Provided data:
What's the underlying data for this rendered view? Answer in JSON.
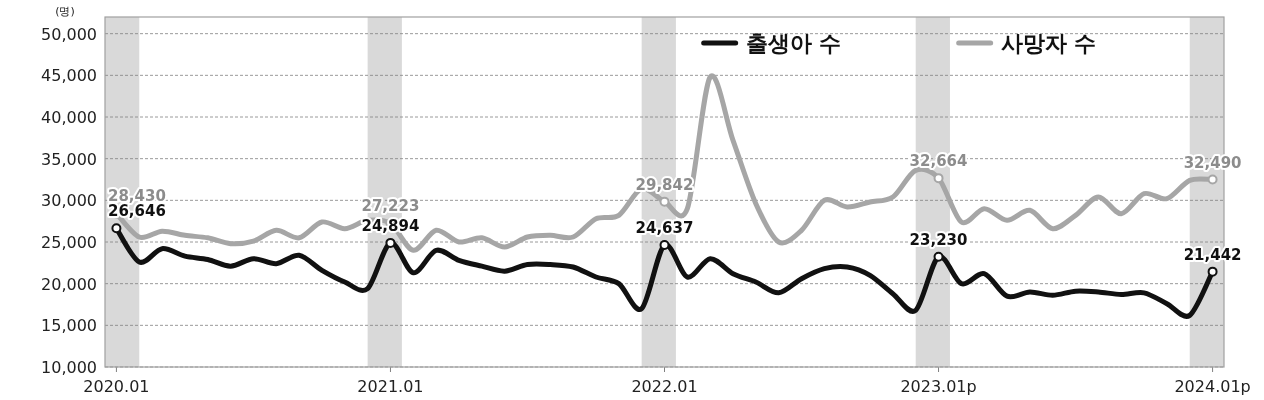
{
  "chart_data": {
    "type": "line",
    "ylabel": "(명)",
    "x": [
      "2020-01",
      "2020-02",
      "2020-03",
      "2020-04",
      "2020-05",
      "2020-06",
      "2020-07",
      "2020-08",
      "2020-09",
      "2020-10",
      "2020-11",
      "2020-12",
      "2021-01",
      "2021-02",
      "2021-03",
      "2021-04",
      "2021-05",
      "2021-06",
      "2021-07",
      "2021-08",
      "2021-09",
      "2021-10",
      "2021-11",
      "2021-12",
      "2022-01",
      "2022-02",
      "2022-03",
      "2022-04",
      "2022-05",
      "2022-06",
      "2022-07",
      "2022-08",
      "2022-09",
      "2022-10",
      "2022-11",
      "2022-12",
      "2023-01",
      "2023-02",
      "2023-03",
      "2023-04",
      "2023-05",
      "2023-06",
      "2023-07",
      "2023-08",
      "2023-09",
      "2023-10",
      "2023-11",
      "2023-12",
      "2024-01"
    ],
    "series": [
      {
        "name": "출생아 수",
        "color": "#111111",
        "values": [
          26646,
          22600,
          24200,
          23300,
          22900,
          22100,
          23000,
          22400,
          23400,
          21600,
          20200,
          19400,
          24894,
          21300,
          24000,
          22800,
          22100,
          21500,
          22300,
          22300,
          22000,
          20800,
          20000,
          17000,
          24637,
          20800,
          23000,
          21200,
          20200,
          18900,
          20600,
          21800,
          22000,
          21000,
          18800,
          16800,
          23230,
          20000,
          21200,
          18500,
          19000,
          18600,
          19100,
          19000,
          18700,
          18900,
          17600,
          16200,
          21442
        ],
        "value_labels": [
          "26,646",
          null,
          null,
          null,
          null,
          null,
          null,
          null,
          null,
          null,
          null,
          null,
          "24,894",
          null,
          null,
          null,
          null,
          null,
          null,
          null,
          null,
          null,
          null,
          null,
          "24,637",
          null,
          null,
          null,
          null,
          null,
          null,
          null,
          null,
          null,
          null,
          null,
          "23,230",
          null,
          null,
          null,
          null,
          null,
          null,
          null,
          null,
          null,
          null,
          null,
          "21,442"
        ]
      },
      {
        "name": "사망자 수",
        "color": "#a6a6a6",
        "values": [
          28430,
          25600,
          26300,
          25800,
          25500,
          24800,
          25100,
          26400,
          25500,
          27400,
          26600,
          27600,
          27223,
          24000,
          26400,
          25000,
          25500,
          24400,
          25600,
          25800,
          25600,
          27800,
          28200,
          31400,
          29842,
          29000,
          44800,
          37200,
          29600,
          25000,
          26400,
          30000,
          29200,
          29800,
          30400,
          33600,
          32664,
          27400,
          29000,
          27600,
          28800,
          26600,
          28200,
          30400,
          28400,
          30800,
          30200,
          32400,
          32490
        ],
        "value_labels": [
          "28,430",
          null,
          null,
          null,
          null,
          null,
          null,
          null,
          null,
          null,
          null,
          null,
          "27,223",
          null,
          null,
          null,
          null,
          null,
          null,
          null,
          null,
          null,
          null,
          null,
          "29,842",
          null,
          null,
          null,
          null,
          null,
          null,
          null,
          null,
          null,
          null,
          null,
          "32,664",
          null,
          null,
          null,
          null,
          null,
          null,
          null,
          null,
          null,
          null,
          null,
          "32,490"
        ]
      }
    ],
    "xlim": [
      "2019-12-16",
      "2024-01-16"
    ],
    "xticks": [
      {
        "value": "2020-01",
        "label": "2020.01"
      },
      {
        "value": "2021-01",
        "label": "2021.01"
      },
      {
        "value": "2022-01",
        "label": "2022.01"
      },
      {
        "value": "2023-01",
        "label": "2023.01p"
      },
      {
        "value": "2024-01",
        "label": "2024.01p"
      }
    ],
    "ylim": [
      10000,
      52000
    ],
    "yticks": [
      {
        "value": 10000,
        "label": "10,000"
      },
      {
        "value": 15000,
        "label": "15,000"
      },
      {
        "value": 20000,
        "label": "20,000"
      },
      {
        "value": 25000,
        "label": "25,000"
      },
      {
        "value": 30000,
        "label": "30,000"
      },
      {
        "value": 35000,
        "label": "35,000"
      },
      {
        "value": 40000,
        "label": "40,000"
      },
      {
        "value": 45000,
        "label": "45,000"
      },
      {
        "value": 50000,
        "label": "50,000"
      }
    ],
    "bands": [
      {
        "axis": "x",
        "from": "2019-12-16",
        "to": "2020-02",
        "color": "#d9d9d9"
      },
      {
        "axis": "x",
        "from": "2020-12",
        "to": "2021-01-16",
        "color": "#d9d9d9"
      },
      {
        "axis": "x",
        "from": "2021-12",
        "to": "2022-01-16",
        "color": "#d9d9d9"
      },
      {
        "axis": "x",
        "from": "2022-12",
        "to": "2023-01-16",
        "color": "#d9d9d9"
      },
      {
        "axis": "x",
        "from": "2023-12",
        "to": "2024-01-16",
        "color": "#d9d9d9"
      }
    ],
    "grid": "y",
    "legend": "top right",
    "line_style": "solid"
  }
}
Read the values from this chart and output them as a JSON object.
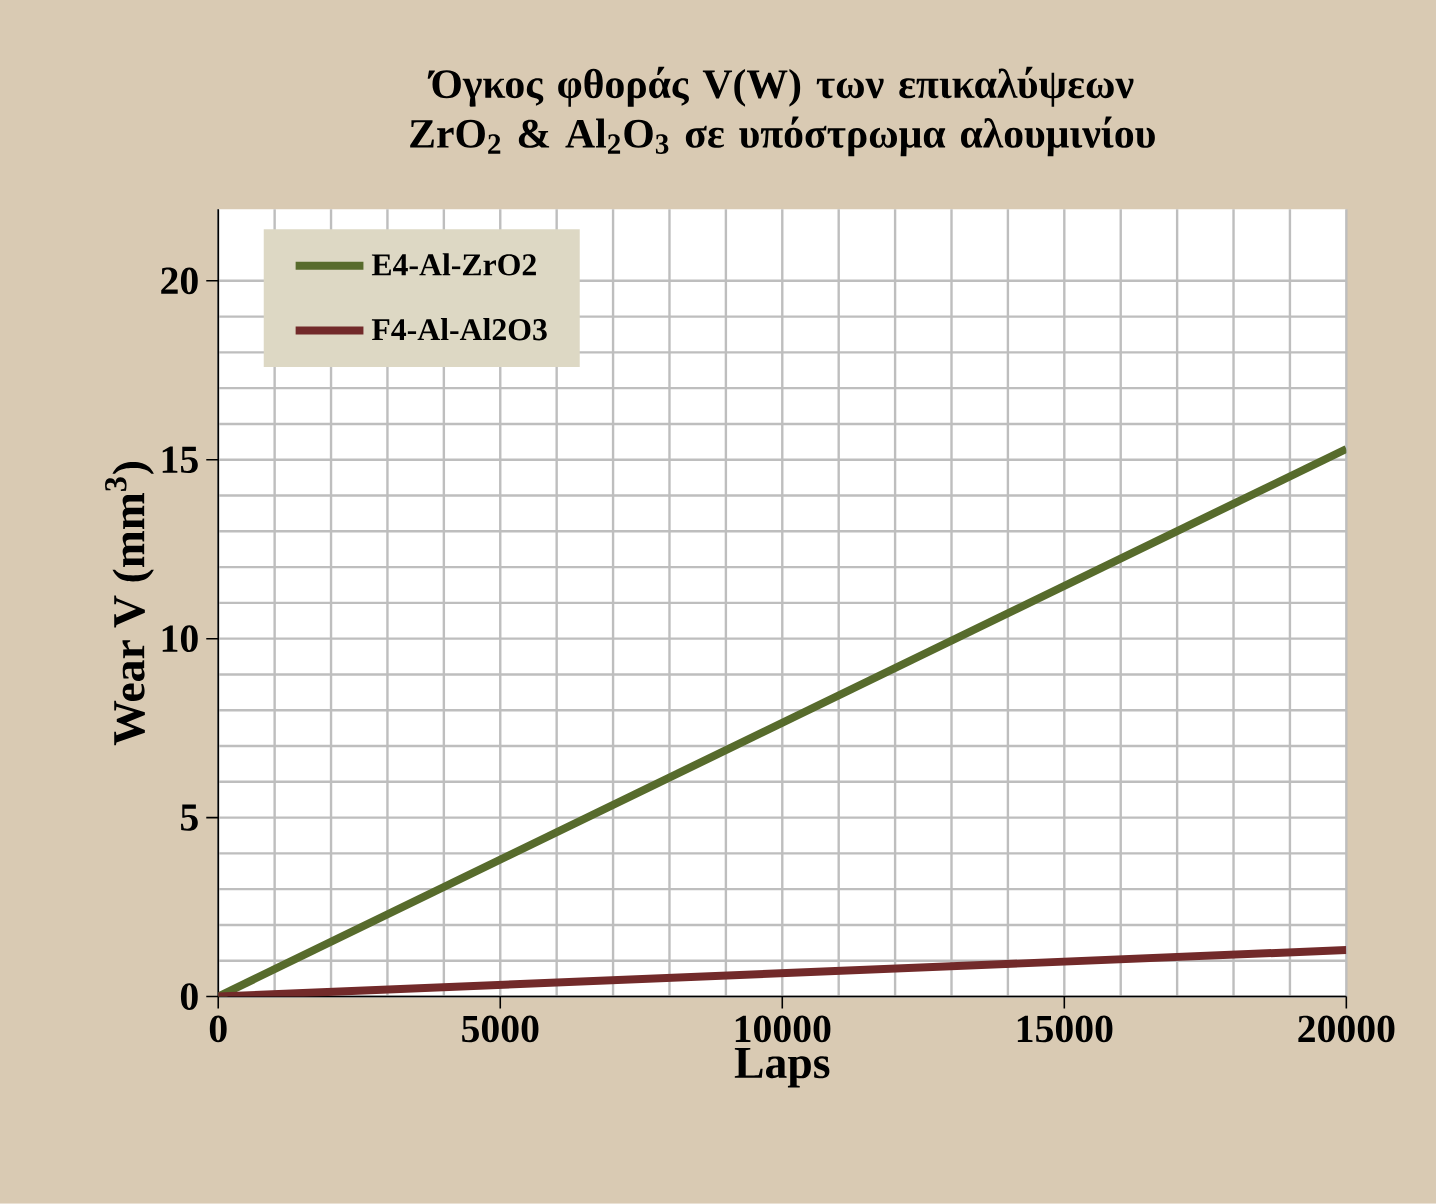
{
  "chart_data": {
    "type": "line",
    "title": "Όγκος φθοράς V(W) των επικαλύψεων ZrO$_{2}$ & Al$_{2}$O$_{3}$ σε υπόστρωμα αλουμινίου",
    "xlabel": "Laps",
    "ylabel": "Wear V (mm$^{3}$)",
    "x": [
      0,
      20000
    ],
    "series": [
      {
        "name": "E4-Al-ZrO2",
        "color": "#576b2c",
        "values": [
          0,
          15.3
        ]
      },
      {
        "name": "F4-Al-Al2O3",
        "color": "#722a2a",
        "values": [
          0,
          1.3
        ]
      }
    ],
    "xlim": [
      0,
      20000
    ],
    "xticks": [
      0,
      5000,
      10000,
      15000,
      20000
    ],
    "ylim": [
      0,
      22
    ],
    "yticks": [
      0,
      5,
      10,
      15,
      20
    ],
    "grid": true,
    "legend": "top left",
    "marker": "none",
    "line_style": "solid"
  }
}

Task requirements: Can you restate all the records above word for word while dropping the pictures?

Output:
What's the underlying data for this rendered view? Answer in JSON.
{
  "chart_data": {
    "type": "line",
    "ylabel": "(명)",
    "x": [
      "2020-01",
      "2020-02",
      "2020-03",
      "2020-04",
      "2020-05",
      "2020-06",
      "2020-07",
      "2020-08",
      "2020-09",
      "2020-10",
      "2020-11",
      "2020-12",
      "2021-01",
      "2021-02",
      "2021-03",
      "2021-04",
      "2021-05",
      "2021-06",
      "2021-07",
      "2021-08",
      "2021-09",
      "2021-10",
      "2021-11",
      "2021-12",
      "2022-01",
      "2022-02",
      "2022-03",
      "2022-04",
      "2022-05",
      "2022-06",
      "2022-07",
      "2022-08",
      "2022-09",
      "2022-10",
      "2022-11",
      "2022-12",
      "2023-01",
      "2023-02",
      "2023-03",
      "2023-04",
      "2023-05",
      "2023-06",
      "2023-07",
      "2023-08",
      "2023-09",
      "2023-10",
      "2023-11",
      "2023-12",
      "2024-01"
    ],
    "series": [
      {
        "name": "출생아 수",
        "color": "#111111",
        "values": [
          26646,
          22600,
          24200,
          23300,
          22900,
          22100,
          23000,
          22400,
          23400,
          21600,
          20200,
          19400,
          24894,
          21300,
          24000,
          22800,
          22100,
          21500,
          22300,
          22300,
          22000,
          20800,
          20000,
          17000,
          24637,
          20800,
          23000,
          21200,
          20200,
          18900,
          20600,
          21800,
          22000,
          21000,
          18800,
          16800,
          23230,
          20000,
          21200,
          18500,
          19000,
          18600,
          19100,
          19000,
          18700,
          18900,
          17600,
          16200,
          21442
        ],
        "value_labels": [
          "26,646",
          null,
          null,
          null,
          null,
          null,
          null,
          null,
          null,
          null,
          null,
          null,
          "24,894",
          null,
          null,
          null,
          null,
          null,
          null,
          null,
          null,
          null,
          null,
          null,
          "24,637",
          null,
          null,
          null,
          null,
          null,
          null,
          null,
          null,
          null,
          null,
          null,
          "23,230",
          null,
          null,
          null,
          null,
          null,
          null,
          null,
          null,
          null,
          null,
          null,
          "21,442"
        ]
      },
      {
        "name": "사망자 수",
        "color": "#a6a6a6",
        "values": [
          28430,
          25600,
          26300,
          25800,
          25500,
          24800,
          25100,
          26400,
          25500,
          27400,
          26600,
          27600,
          27223,
          24000,
          26400,
          25000,
          25500,
          24400,
          25600,
          25800,
          25600,
          27800,
          28200,
          31400,
          29842,
          29000,
          44800,
          37200,
          29600,
          25000,
          26400,
          30000,
          29200,
          29800,
          30400,
          33600,
          32664,
          27400,
          29000,
          27600,
          28800,
          26600,
          28200,
          30400,
          28400,
          30800,
          30200,
          32400,
          32490
        ],
        "value_labels": [
          "28,430",
          null,
          null,
          null,
          null,
          null,
          null,
          null,
          null,
          null,
          null,
          null,
          "27,223",
          null,
          null,
          null,
          null,
          null,
          null,
          null,
          null,
          null,
          null,
          null,
          "29,842",
          null,
          null,
          null,
          null,
          null,
          null,
          null,
          null,
          null,
          null,
          null,
          "32,664",
          null,
          null,
          null,
          null,
          null,
          null,
          null,
          null,
          null,
          null,
          null,
          "32,490"
        ]
      }
    ],
    "xlim": [
      "2019-12-16",
      "2024-01-16"
    ],
    "xticks": [
      {
        "value": "2020-01",
        "label": "2020.01"
      },
      {
        "value": "2021-01",
        "label": "2021.01"
      },
      {
        "value": "2022-01",
        "label": "2022.01"
      },
      {
        "value": "2023-01",
        "label": "2023.01p"
      },
      {
        "value": "2024-01",
        "label": "2024.01p"
      }
    ],
    "ylim": [
      10000,
      52000
    ],
    "yticks": [
      {
        "value": 10000,
        "label": "10,000"
      },
      {
        "value": 15000,
        "label": "15,000"
      },
      {
        "value": 20000,
        "label": "20,000"
      },
      {
        "value": 25000,
        "label": "25,000"
      },
      {
        "value": 30000,
        "label": "30,000"
      },
      {
        "value": 35000,
        "label": "35,000"
      },
      {
        "value": 40000,
        "label": "40,000"
      },
      {
        "value": 45000,
        "label": "45,000"
      },
      {
        "value": 50000,
        "label": "50,000"
      }
    ],
    "bands": [
      {
        "axis": "x",
        "from": "2019-12-16",
        "to": "2020-02",
        "color": "#d9d9d9"
      },
      {
        "axis": "x",
        "from": "2020-12",
        "to": "2021-01-16",
        "color": "#d9d9d9"
      },
      {
        "axis": "x",
        "from": "2021-12",
        "to": "2022-01-16",
        "color": "#d9d9d9"
      },
      {
        "axis": "x",
        "from": "2022-12",
        "to": "2023-01-16",
        "color": "#d9d9d9"
      },
      {
        "axis": "x",
        "from": "2023-12",
        "to": "2024-01-16",
        "color": "#d9d9d9"
      }
    ],
    "grid": "y",
    "legend": "top right",
    "line_style": "solid"
  }
}
Read the values from this chart and output them as a JSON object.
{
  "chart_data": {
    "type": "line",
    "title": "Όγκος φθοράς V(W) των επικαλύψεων ZrO$_{2}$ & Al$_{2}$O$_{3}$ σε υπόστρωμα αλουμινίου",
    "xlabel": "Laps",
    "ylabel": "Wear V (mm$^{3}$)",
    "x": [
      0,
      20000
    ],
    "series": [
      {
        "name": "E4-Al-ZrO2",
        "color": "#576b2c",
        "values": [
          0,
          15.3
        ]
      },
      {
        "name": "F4-Al-Al2O3",
        "color": "#722a2a",
        "values": [
          0,
          1.3
        ]
      }
    ],
    "xlim": [
      0,
      20000
    ],
    "xticks": [
      0,
      5000,
      10000,
      15000,
      20000
    ],
    "ylim": [
      0,
      22
    ],
    "yticks": [
      0,
      5,
      10,
      15,
      20
    ],
    "grid": true,
    "legend": "top left",
    "marker": "none",
    "line_style": "solid"
  }
}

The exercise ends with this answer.